--- What is expected ---
From the data below, return all lines holding the string "Frequency".

--- Data provided ---

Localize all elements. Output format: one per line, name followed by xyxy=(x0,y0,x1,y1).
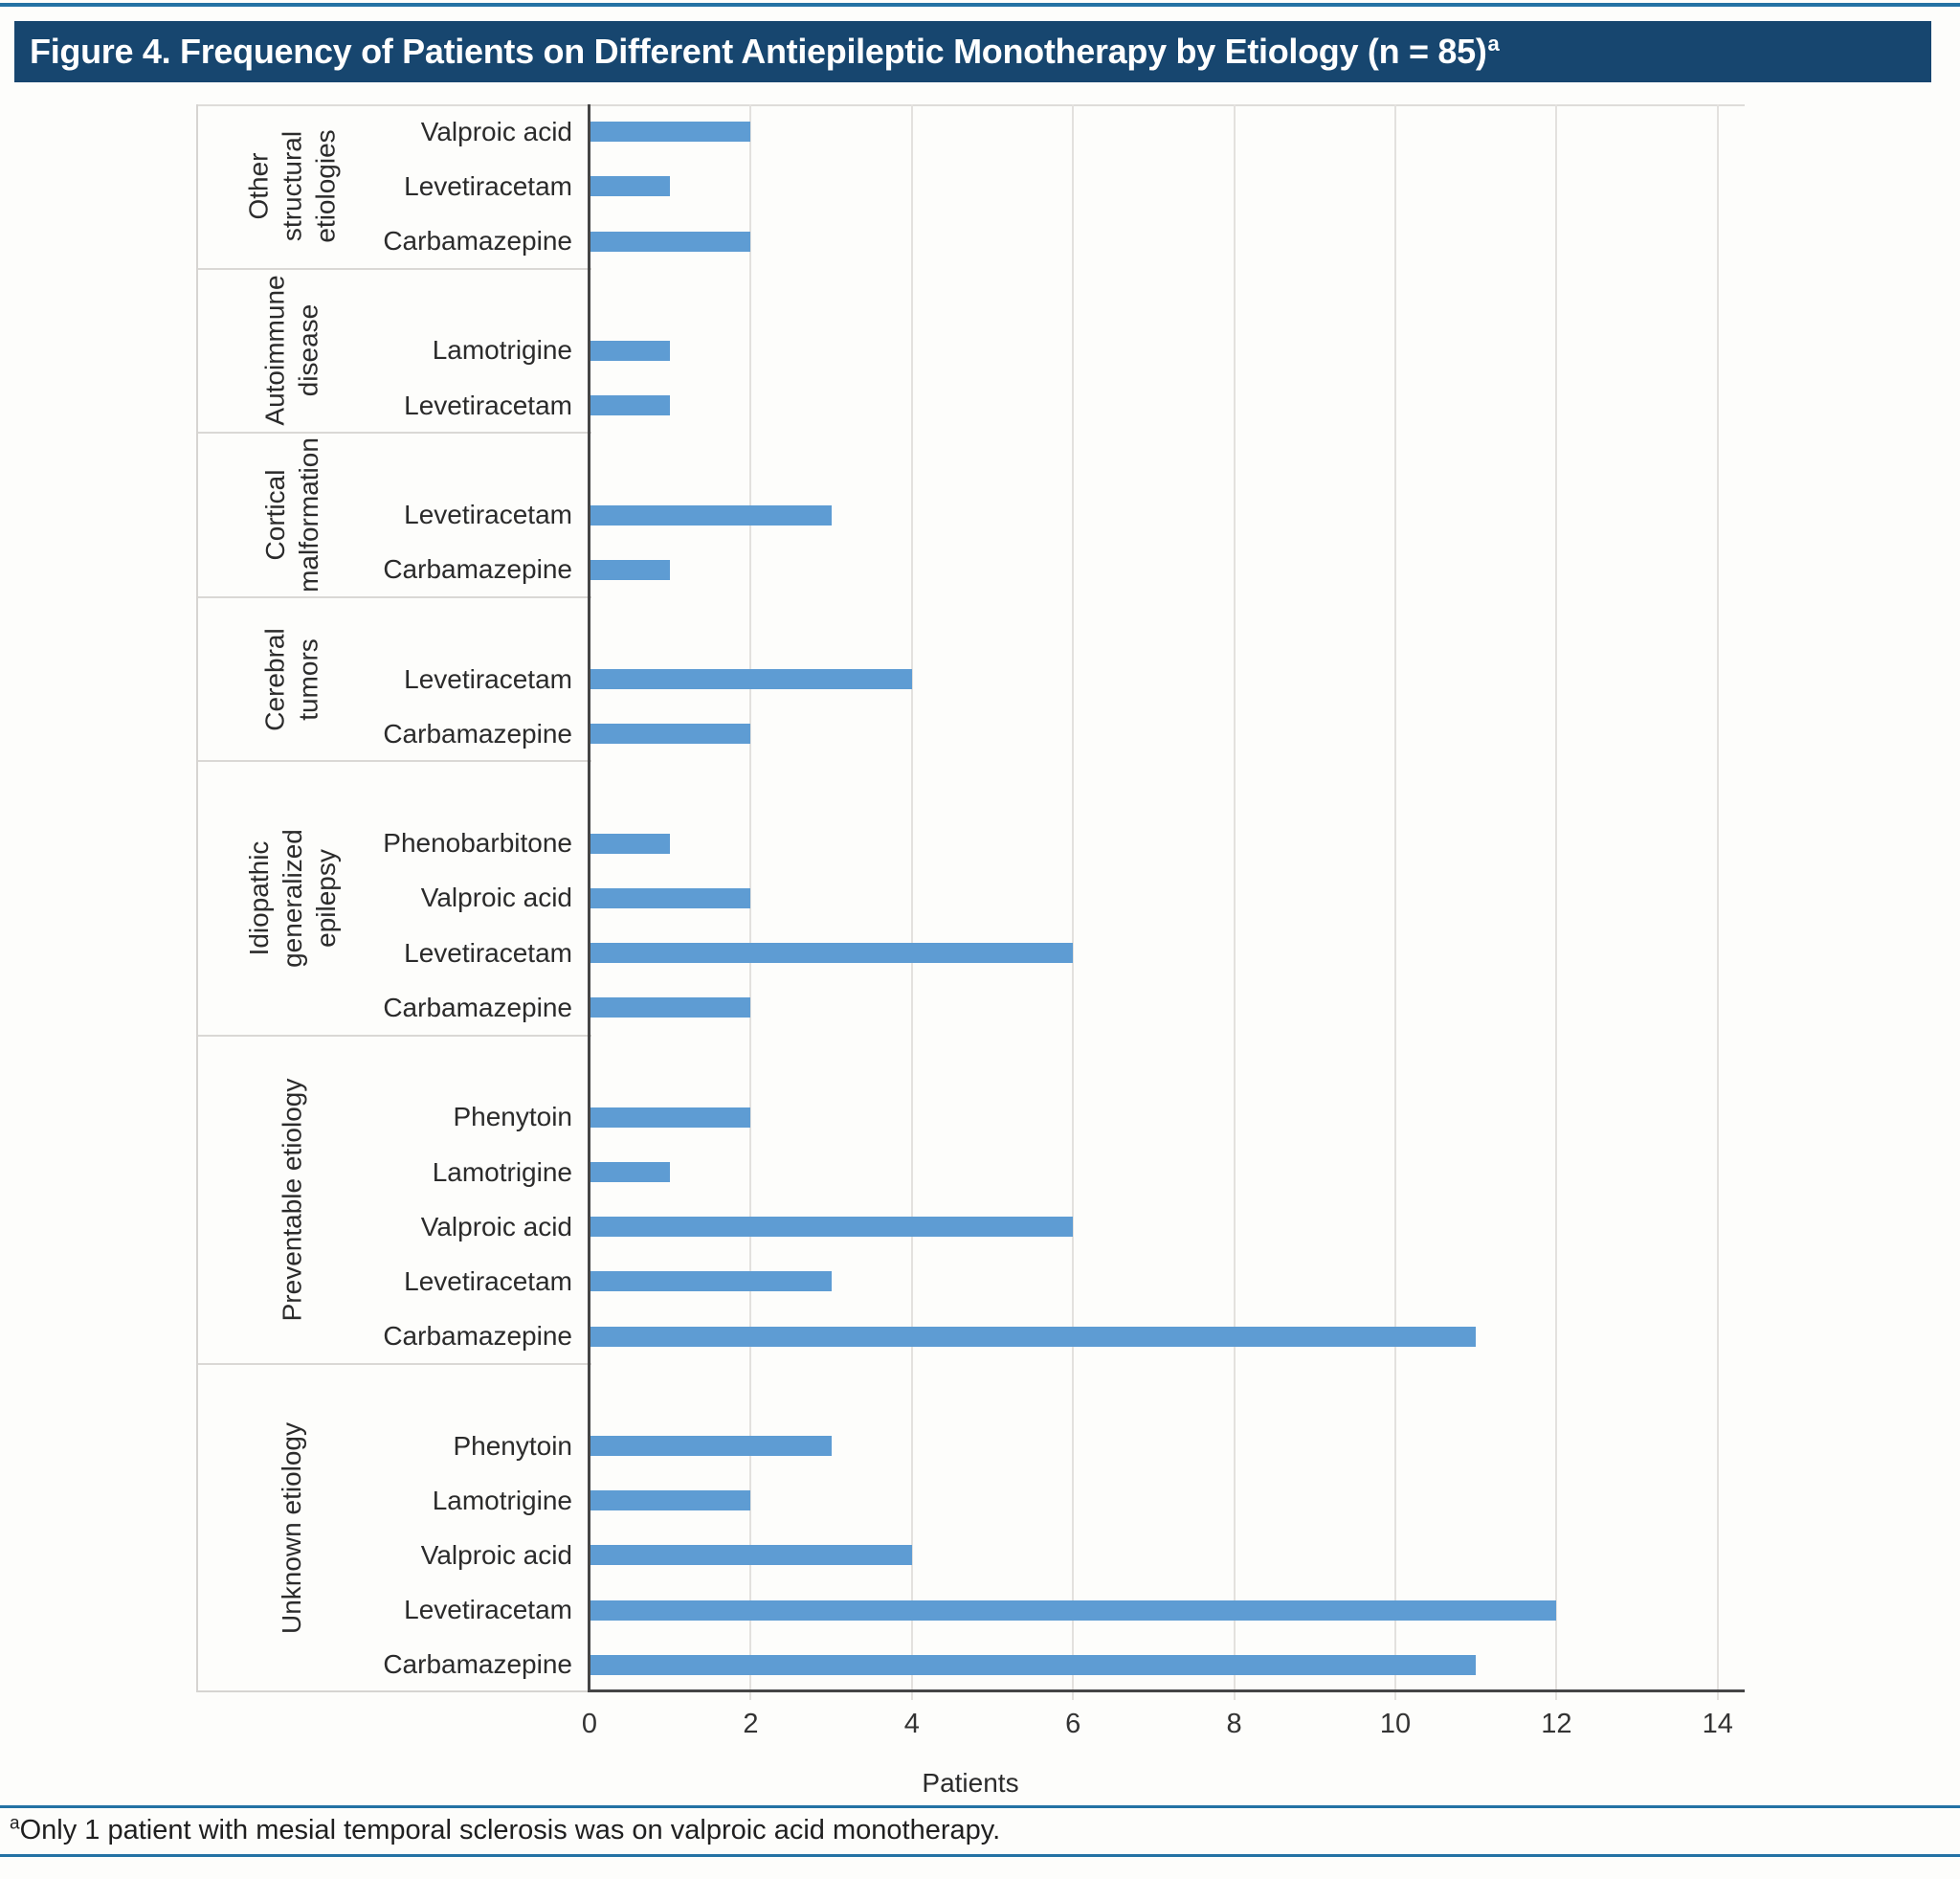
drug-label: Carbamazepine xyxy=(383,554,572,585)
y-axis-line xyxy=(588,104,590,1692)
drug-label: Levetiracetam xyxy=(404,1595,572,1625)
gridline xyxy=(1555,104,1558,1700)
group-separator xyxy=(198,267,591,270)
bar xyxy=(590,1217,1074,1238)
gridline xyxy=(910,104,913,1700)
bar xyxy=(590,1599,1557,1621)
drug-label: Carbamazepine xyxy=(383,1321,572,1352)
drug-label: Lamotrigine xyxy=(432,335,572,366)
x-tick-label: 10 xyxy=(1379,1709,1412,1739)
drug-label: Levetiracetam xyxy=(404,1265,572,1296)
drug-label: Levetiracetam xyxy=(404,170,572,201)
drug-label: Phenytoin xyxy=(453,1430,572,1461)
bar xyxy=(590,1545,912,1566)
bar xyxy=(590,724,751,745)
drug-label: Lamotrigine xyxy=(432,1485,572,1515)
drug-label: Phenytoin xyxy=(453,1102,572,1132)
x-tick-label: 4 xyxy=(903,1709,920,1739)
figure-title-bar: Figure 4. Frequency of Patients on Diffe… xyxy=(14,21,1931,82)
label-area: Other structural etiologies Valproic acid Le… xyxy=(196,104,591,1692)
bar xyxy=(590,176,671,197)
drug-label: Carbamazepine xyxy=(383,718,572,749)
drug-label: Valproic acid xyxy=(420,883,572,913)
group-separator xyxy=(198,1362,591,1365)
bar xyxy=(590,395,671,416)
bar xyxy=(590,888,751,908)
drug-label: Levetiracetam xyxy=(404,390,572,420)
gridline xyxy=(1233,104,1236,1700)
chart: Other structural etiologies Valproic acid Le… xyxy=(196,104,1745,1798)
drug-label: Valproic acid xyxy=(420,116,572,146)
drug-label: Lamotrigine xyxy=(432,1156,572,1187)
drug-label: Carbamazepine xyxy=(383,1649,572,1680)
plot-area xyxy=(590,104,1745,1700)
footnote-top-rule xyxy=(0,1805,1960,1808)
bar xyxy=(590,1490,751,1511)
title-superscript: a xyxy=(1487,32,1500,56)
drug-label: Levetiracetam xyxy=(404,500,572,530)
x-tick-label: 2 xyxy=(743,1709,759,1739)
footnote-bottom-rule xyxy=(0,1854,1960,1857)
gridline xyxy=(1394,104,1396,1700)
drug-label: Valproic acid xyxy=(420,1539,572,1570)
footnote-superscript: a xyxy=(10,1813,20,1834)
drug-label: Carbamazepine xyxy=(383,992,572,1022)
group-separator xyxy=(198,432,591,435)
footnote: aOnly 1 patient with mesial temporal scl… xyxy=(10,1813,1001,1846)
bar xyxy=(590,1107,751,1128)
figure-title: Figure 4. Frequency of Patients on Diffe… xyxy=(30,32,1500,71)
bar xyxy=(590,1326,1477,1347)
footnote-text: Only 1 patient with mesial temporal scle… xyxy=(19,1815,1001,1845)
bar xyxy=(590,1271,832,1292)
x-tick-label: 8 xyxy=(1226,1709,1242,1739)
group-separator xyxy=(198,1034,591,1037)
drug-label: Valproic acid xyxy=(420,1211,572,1241)
bar xyxy=(590,122,751,143)
group-separator xyxy=(198,595,591,598)
bar xyxy=(590,559,671,580)
group-separator xyxy=(198,760,591,763)
gridline xyxy=(1716,104,1719,1700)
bar xyxy=(590,231,751,252)
x-axis-line xyxy=(588,1689,1745,1692)
figure-top-rule xyxy=(0,3,1960,7)
drug-label: Carbamazepine xyxy=(383,226,572,256)
bar xyxy=(590,943,1074,964)
x-tick-label: 14 xyxy=(1702,1709,1733,1739)
bar xyxy=(590,833,671,854)
bar xyxy=(590,1436,832,1457)
bar xyxy=(590,997,751,1018)
drug-label: Levetiracetam xyxy=(404,663,572,694)
bar xyxy=(590,340,671,361)
bar xyxy=(590,504,832,526)
gridline xyxy=(749,104,752,1700)
x-tick-label: 0 xyxy=(581,1709,598,1739)
drug-label: Levetiracetam xyxy=(404,937,572,968)
chart-top-border xyxy=(196,104,1745,106)
bar xyxy=(590,1654,1477,1675)
x-axis-title: Patients xyxy=(922,1768,1019,1798)
bar xyxy=(590,669,912,690)
drug-label: Phenobarbitone xyxy=(383,828,572,859)
bar xyxy=(590,1162,671,1183)
gridline xyxy=(1072,104,1075,1700)
x-tick-label: 12 xyxy=(1541,1709,1572,1739)
x-tick-label: 6 xyxy=(1065,1709,1081,1739)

--- Task response ---
figure-title-bar: Figure 4. Frequency of Patients on Diffe… xyxy=(14,21,1931,82)
figure-title: Figure 4. Frequency of Patients on Diffe… xyxy=(30,32,1500,71)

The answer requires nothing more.